Job:
Check each line of the records for "Balance"; collect those that have it.

Supplied material:

▼

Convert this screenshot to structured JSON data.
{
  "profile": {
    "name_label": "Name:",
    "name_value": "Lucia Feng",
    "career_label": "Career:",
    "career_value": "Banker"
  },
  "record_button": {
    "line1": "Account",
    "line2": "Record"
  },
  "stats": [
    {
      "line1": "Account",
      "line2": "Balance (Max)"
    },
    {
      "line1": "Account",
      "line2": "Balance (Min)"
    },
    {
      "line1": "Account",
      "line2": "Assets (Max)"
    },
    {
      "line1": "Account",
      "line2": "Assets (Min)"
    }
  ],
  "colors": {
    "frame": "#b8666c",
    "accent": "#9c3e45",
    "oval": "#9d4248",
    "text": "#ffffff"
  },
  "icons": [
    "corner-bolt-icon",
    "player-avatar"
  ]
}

▲

Written answer:
      "line2": "Balance (Max)"
      "line2": "Balance (Min)"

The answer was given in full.